(Dataset items)
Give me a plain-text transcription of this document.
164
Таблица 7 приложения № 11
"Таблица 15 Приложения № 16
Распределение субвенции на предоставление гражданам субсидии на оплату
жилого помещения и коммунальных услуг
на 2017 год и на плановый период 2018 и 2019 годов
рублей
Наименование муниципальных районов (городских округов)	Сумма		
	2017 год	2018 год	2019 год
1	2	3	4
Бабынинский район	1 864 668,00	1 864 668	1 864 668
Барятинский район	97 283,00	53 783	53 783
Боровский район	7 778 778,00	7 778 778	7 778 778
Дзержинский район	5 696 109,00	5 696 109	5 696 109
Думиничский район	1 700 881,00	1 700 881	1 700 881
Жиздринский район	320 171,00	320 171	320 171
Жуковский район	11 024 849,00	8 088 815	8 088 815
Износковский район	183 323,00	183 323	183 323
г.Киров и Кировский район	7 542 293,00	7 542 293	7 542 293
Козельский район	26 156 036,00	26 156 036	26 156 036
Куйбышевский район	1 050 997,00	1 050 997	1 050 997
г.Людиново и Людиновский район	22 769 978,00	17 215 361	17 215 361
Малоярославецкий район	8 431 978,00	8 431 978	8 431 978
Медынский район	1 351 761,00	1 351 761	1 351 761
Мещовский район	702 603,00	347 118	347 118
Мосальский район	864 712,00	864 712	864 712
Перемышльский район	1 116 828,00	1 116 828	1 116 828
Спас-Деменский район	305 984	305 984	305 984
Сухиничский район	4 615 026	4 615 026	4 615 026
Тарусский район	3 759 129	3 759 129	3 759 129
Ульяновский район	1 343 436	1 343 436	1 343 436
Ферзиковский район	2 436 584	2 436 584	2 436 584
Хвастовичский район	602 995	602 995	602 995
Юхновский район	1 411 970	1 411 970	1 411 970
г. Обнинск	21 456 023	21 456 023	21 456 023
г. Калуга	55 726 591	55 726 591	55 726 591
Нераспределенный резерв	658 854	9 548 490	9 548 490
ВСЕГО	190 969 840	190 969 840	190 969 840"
--
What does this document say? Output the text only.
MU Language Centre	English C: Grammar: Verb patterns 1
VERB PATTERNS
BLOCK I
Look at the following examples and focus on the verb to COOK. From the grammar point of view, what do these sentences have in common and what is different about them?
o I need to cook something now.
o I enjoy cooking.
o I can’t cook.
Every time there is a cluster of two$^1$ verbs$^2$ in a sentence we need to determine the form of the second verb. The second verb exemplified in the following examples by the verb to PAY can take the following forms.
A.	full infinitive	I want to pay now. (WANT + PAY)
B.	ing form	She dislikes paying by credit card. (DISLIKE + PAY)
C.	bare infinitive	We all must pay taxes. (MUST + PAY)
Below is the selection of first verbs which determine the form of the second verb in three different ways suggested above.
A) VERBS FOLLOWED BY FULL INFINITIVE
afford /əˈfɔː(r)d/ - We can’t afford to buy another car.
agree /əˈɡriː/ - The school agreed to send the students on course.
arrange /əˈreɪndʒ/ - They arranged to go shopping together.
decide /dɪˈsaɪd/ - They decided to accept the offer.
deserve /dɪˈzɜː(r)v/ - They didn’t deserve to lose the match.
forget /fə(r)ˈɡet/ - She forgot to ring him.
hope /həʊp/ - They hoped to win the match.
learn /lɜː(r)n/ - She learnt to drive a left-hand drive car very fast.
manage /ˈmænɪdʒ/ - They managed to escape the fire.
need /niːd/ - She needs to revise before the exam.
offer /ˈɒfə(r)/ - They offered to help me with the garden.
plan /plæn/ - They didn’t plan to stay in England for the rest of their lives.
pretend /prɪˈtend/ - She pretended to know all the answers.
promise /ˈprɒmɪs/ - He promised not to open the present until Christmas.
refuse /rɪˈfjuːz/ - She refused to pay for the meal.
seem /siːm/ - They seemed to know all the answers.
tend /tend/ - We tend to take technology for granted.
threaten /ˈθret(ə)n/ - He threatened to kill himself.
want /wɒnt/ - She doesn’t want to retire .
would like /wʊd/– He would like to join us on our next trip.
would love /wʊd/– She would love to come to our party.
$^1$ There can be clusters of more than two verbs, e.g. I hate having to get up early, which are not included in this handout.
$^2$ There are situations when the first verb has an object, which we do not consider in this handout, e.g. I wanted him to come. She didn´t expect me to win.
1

### Written problem
Your task is to collect every line above that contains the word "different".

### Reply
Look at the following examples and focus on the verb to COOK. From the grammar point of view, what do these sentences have in common and what is different about them?
Below is the selection of first verbs which determine the form of the second verb in three different ways suggested above.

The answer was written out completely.